### Short task
For every line in the data below that contains "Retail", copy the line.

### Data for the task
★ ★ ★

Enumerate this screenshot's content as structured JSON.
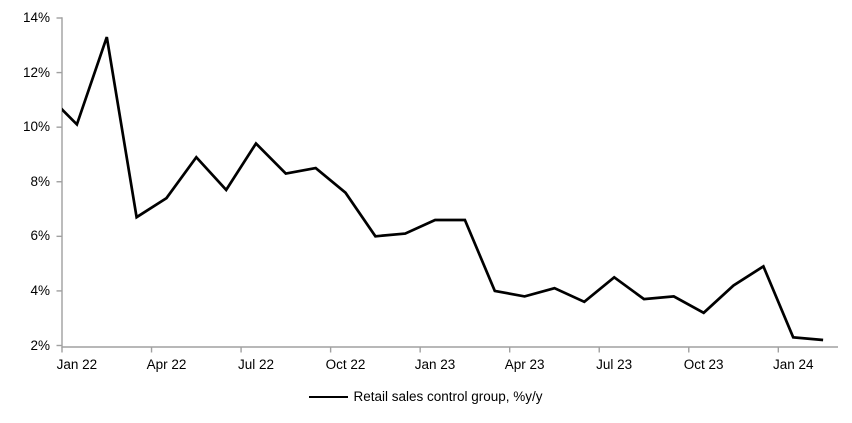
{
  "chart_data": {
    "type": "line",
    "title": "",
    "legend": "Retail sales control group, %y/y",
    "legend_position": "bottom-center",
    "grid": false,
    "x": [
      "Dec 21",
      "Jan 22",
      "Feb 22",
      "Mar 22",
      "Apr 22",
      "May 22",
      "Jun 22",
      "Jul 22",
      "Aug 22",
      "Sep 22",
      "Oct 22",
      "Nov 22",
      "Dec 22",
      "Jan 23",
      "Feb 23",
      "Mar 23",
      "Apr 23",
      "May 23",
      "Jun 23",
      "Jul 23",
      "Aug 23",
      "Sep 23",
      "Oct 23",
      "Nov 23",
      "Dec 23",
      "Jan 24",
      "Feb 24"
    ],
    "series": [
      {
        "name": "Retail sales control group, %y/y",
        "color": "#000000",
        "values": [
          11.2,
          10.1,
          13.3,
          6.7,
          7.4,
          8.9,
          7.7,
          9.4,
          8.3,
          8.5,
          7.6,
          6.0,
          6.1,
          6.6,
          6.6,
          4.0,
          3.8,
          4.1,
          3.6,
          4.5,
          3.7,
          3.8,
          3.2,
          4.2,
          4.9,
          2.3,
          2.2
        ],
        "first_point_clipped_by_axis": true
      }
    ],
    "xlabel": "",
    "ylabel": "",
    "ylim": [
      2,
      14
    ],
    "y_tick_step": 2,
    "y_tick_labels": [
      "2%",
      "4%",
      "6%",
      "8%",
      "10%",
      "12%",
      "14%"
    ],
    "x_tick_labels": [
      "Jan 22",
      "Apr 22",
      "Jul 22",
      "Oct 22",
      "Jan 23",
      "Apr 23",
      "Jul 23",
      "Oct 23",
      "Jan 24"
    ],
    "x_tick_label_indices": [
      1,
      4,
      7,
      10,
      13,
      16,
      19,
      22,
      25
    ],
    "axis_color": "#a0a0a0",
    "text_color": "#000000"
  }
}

★ ★ ★

### Task response
    "legend": "Retail sales control group, %y/y",
        "name": "Retail sales control group, %y/y",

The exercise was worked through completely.